## EXTRACTED ENTRIES
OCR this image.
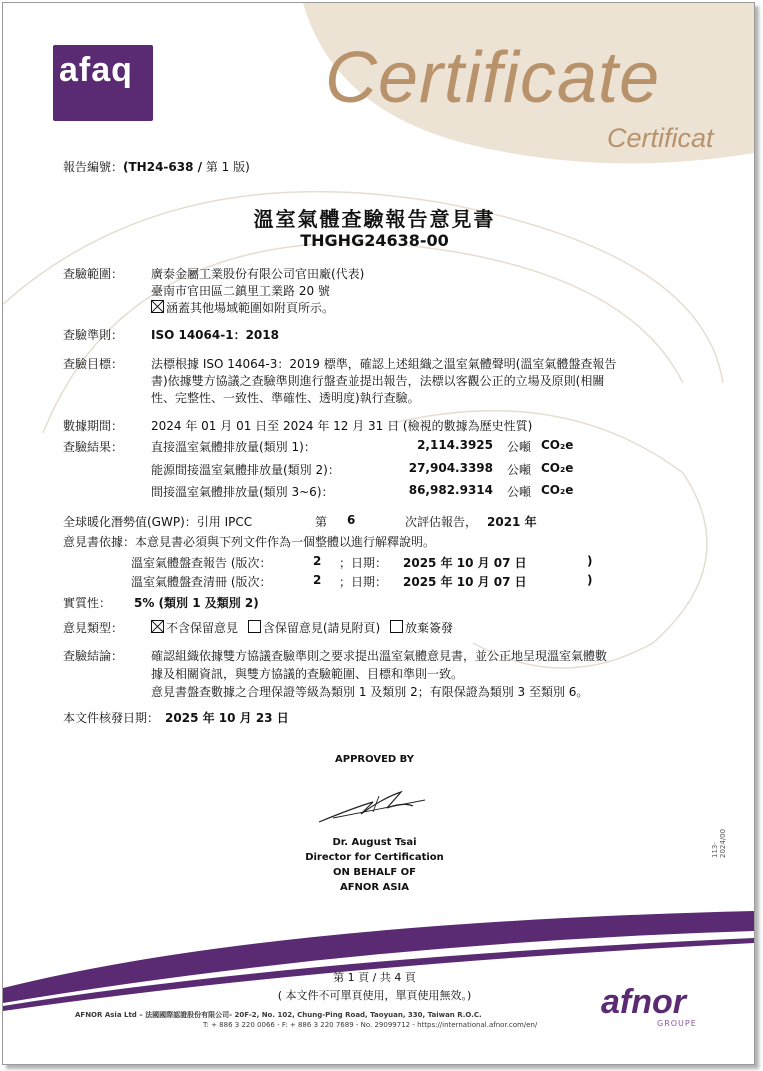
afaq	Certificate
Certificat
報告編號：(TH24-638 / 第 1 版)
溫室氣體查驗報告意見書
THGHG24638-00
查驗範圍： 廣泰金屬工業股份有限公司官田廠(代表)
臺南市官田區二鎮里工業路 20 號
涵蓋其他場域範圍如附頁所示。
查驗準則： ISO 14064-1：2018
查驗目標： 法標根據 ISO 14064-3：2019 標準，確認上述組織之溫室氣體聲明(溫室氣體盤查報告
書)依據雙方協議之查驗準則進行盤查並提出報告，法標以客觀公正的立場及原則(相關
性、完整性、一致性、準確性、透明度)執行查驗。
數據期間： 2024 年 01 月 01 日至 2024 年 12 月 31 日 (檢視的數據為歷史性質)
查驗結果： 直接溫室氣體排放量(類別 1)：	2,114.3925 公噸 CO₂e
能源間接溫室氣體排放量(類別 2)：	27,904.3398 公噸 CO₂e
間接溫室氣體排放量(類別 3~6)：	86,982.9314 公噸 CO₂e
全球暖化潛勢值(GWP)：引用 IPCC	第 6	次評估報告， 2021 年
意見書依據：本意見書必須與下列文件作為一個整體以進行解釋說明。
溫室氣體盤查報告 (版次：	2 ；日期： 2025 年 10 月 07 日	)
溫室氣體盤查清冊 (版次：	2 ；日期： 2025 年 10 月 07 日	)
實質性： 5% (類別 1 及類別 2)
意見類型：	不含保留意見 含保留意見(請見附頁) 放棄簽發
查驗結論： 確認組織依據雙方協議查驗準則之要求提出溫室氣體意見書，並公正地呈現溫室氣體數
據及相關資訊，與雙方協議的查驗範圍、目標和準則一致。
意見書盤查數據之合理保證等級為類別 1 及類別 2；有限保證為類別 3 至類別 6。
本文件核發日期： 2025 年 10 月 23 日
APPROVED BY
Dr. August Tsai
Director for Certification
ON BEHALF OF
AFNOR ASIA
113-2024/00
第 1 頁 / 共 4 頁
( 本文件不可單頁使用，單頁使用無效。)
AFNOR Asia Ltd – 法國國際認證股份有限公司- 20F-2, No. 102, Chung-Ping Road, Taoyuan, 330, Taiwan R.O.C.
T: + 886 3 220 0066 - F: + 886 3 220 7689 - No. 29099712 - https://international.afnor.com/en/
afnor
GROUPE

* * *

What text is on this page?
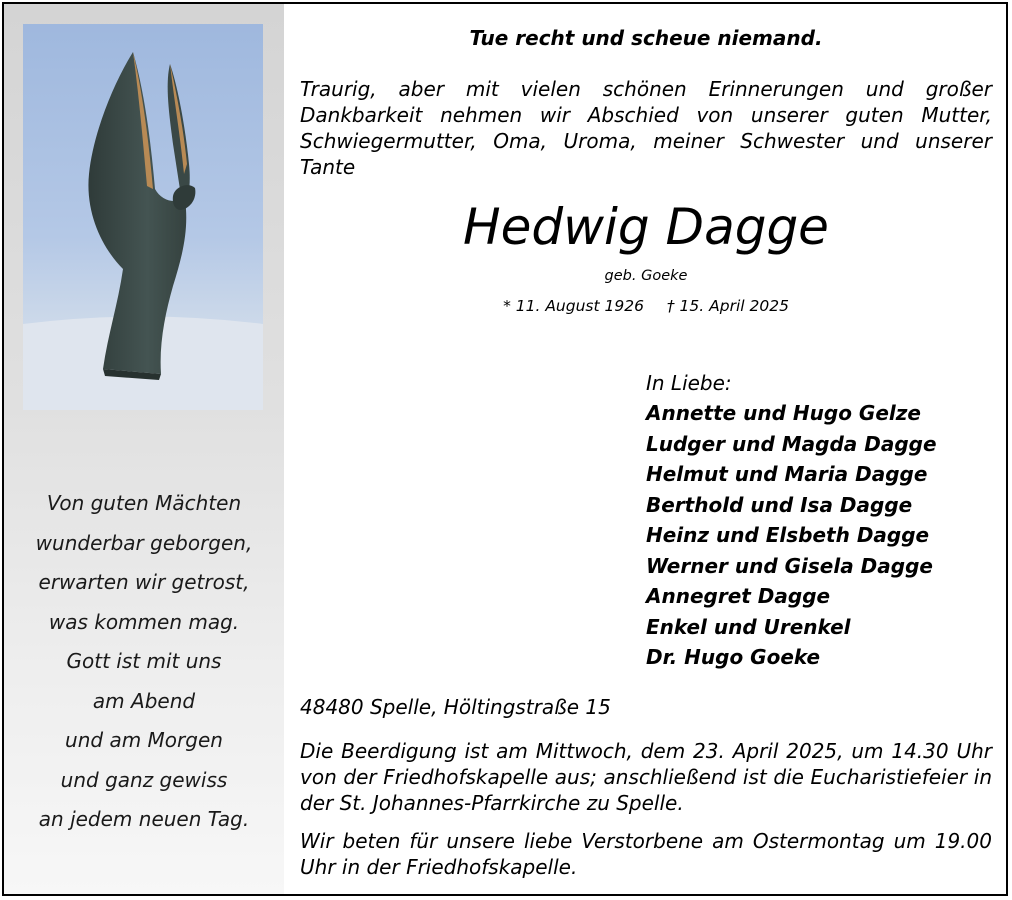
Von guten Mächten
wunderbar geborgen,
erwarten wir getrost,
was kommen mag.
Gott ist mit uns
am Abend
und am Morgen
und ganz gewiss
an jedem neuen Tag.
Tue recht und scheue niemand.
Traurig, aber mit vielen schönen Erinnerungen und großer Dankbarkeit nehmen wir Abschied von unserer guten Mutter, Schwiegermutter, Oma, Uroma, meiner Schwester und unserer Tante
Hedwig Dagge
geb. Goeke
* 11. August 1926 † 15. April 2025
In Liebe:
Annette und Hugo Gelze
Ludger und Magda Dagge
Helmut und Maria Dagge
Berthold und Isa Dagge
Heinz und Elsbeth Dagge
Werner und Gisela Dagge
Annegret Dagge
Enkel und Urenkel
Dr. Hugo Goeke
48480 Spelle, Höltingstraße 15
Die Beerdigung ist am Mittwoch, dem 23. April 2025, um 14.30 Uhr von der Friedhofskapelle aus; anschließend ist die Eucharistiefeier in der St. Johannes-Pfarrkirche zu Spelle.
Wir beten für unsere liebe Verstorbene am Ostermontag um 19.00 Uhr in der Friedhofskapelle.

## AIM OF THE EXERCISE
Pick out every line of the listing containing the word "April", and show those lines.

## WORKED ANSWER
* 11. August 1926 † 15. April 2025
Die Beerdigung ist am Mittwoch, dem 23. April 2025, um 14.30 Uhr von der Friedhofskapelle aus; anschließend ist die Eucharistiefeier in der St. Johannes-Pfarrkirche zu Spelle.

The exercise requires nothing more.